## The exercise
Write the data out again in full, with no departure from the original.

** Start of Materials provided **

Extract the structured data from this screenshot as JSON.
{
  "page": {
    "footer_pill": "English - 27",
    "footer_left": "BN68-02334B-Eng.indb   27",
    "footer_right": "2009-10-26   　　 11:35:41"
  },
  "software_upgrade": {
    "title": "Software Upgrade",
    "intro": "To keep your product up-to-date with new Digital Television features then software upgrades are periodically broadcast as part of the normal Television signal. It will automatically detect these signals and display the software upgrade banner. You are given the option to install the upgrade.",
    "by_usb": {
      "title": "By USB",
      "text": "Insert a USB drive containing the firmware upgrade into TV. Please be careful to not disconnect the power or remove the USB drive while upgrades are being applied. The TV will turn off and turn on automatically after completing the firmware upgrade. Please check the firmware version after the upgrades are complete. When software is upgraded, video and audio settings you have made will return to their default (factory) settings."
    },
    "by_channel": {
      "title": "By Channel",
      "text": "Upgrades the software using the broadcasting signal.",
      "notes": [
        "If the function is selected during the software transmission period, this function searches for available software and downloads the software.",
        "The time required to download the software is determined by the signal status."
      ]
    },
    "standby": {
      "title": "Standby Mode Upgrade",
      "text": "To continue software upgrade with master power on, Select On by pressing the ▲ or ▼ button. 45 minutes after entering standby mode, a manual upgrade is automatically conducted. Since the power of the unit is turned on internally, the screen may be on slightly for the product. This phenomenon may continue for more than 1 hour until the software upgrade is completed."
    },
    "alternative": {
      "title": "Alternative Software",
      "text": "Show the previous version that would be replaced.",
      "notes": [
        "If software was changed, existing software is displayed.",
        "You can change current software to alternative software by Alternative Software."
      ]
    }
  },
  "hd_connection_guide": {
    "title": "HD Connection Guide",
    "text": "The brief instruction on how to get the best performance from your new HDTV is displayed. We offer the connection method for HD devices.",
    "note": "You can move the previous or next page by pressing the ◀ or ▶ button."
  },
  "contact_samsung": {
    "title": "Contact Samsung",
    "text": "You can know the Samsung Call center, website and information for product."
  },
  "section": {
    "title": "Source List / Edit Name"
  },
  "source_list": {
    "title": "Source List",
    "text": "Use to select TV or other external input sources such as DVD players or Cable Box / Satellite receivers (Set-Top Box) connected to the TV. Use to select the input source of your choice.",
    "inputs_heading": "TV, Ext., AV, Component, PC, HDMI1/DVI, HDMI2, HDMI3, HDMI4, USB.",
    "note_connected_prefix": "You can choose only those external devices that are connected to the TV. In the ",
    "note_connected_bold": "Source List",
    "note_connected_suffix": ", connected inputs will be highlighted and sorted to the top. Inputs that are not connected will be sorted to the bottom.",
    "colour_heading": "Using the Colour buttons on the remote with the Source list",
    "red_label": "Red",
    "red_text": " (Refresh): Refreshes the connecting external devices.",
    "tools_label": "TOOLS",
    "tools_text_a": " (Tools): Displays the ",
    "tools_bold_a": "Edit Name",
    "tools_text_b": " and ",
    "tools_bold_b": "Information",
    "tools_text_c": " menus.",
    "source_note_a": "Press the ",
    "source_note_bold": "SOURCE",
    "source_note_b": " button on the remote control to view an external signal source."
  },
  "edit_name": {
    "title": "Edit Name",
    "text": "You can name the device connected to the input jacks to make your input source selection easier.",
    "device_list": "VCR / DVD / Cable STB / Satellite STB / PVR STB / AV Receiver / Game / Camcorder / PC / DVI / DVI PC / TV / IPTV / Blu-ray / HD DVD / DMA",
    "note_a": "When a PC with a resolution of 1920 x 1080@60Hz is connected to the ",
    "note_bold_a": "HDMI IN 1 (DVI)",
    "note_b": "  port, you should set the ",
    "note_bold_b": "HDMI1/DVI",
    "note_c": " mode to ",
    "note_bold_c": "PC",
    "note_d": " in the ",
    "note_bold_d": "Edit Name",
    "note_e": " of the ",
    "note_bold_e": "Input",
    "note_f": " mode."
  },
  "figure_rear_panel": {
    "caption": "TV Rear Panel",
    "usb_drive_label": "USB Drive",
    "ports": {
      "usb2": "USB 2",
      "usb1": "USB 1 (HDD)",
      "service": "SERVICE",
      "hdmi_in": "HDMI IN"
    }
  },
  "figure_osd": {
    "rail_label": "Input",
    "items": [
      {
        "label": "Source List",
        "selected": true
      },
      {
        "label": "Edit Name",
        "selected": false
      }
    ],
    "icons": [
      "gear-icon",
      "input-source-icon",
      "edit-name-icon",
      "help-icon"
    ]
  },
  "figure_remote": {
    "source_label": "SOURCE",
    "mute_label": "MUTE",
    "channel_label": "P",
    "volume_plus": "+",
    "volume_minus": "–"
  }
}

** End of Materials provided **

## Problem solution
Extract the structured data from this screenshot as JSON.
{
  "page": {
    "footer_pill": "English - 27",
    "footer_left": "BN68-02334B-Eng.indb   27",
    "footer_right": "2009-10-26   　　 11:35:41"
  },
  "software_upgrade": {
    "title": "Software Upgrade",
    "intro": "To keep your product up-to-date with new Digital Television features then software upgrades are periodically broadcast as part of the normal Television signal. It will automatically detect these signals and display the software upgrade banner. You are given the option to install the upgrade.",
    "by_usb": {
      "title": "By USB",
      "text": "Insert a USB drive containing the firmware upgrade into TV. Please be careful to not disconnect the power or remove the USB drive while upgrades are being applied. The TV will turn off and turn on automatically after completing the firmware upgrade. Please check the firmware version after the upgrades are complete. When software is upgraded, video and audio settings you have made will return to their default (factory) settings."
    },
    "by_channel": {
      "title": "By Channel",
      "text": "Upgrades the software using the broadcasting signal.",
      "notes": [
        "If the function is selected during the software transmission period, this function searches for available software and downloads the software.",
        "The time required to download the software is determined by the signal status."
      ]
    },
    "standby": {
      "title": "Standby Mode Upgrade",
      "text": "To continue software upgrade with master power on, Select On by pressing the ▲ or ▼ button. 45 minutes after entering standby mode, a manual upgrade is automatically conducted. Since the power of the unit is turned on internally, the screen may be on slightly for the product. This phenomenon may continue for more than 1 hour until the software upgrade is completed."
    },
    "alternative": {
      "title": "Alternative Software",
      "text": "Show the previous version that would be replaced.",
      "notes": [
        "If software was changed, existing software is displayed.",
        "You can change current software to alternative software by Alternative Software."
      ]
    }
  },
  "hd_connection_guide": {
    "title": "HD Connection Guide",
    "text": "The brief instruction on how to get the best performance from your new HDTV is displayed. We offer the connection method for HD devices.",
    "note": "You can move the previous or next page by pressing the ◀ or ▶ button."
  },
  "contact_samsung": {
    "title": "Contact Samsung",
    "text": "You can know the Samsung Call center, website and information for product."
  },
  "section": {
    "title": "Source List / Edit Name"
  },
  "source_list": {
    "title": "Source List",
    "text": "Use to select TV or other external input sources such as DVD players or Cable Box / Satellite receivers (Set-Top Box) connected to the TV. Use to select the input source of your choice.",
    "inputs_heading": "TV, Ext., AV, Component, PC, HDMI1/DVI, HDMI2, HDMI3, HDMI4, USB.",
    "note_connected_prefix": "You can choose only those external devices that are connected to the TV. In the ",
    "note_connected_bold": "Source List",
    "note_connected_suffix": ", connected inputs will be highlighted and sorted to the top. Inputs that are not connected will be sorted to the bottom.",
    "colour_heading": "Using the Colour buttons on the remote with the Source list",
    "red_label": "Red",
    "red_text": " (Refresh): Refreshes the connecting external devices.",
    "tools_label": "TOOLS",
    "tools_text_a": " (Tools): Displays the ",
    "tools_bold_a": "Edit Name",
    "tools_text_b": " and ",
    "tools_bold_b": "Information",
    "tools_text_c": " menus.",
    "source_note_a": "Press the ",
    "source_note_bold": "SOURCE",
    "source_note_b": " button on the remote control to view an external signal source."
  },
  "edit_name": {
    "title": "Edit Name",
    "text": "You can name the device connected to the input jacks to make your input source selection easier.",
    "device_list": "VCR / DVD / Cable STB / Satellite STB / PVR STB / AV Receiver / Game / Camcorder / PC / DVI / DVI PC / TV / IPTV / Blu-ray / HD DVD / DMA",
    "note_a": "When a PC with a resolution of 1920 x 1080@60Hz is connected to the ",
    "note_bold_a": "HDMI IN 1 (DVI)",
    "note_b": "  port, you should set the ",
    "note_bold_b": "HDMI1/DVI",
    "note_c": " mode to ",
    "note_bold_c": "PC",
    "note_d": " in the ",
    "note_bold_d": "Edit Name",
    "note_e": " of the ",
    "note_bold_e": "Input",
    "note_f": " mode."
  },
  "figure_rear_panel": {
    "caption": "TV Rear Panel",
    "usb_drive_label": "USB Drive",
    "ports": {
      "usb2": "USB 2",
      "usb1": "USB 1 (HDD)",
      "service": "SERVICE",
      "hdmi_in": "HDMI IN"
    }
  },
  "figure_osd": {
    "rail_label": "Input",
    "items": [
      {
        "label": "Source List",
        "selected": true
      },
      {
        "label": "Edit Name",
        "selected": false
      }
    ],
    "icons": [
      "gear-icon",
      "input-source-icon",
      "edit-name-icon",
      "help-icon"
    ]
  },
  "figure_remote": {
    "source_label": "SOURCE",
    "mute_label": "MUTE",
    "channel_label": "P",
    "volume_plus": "+",
    "volume_minus": "–"
  }
}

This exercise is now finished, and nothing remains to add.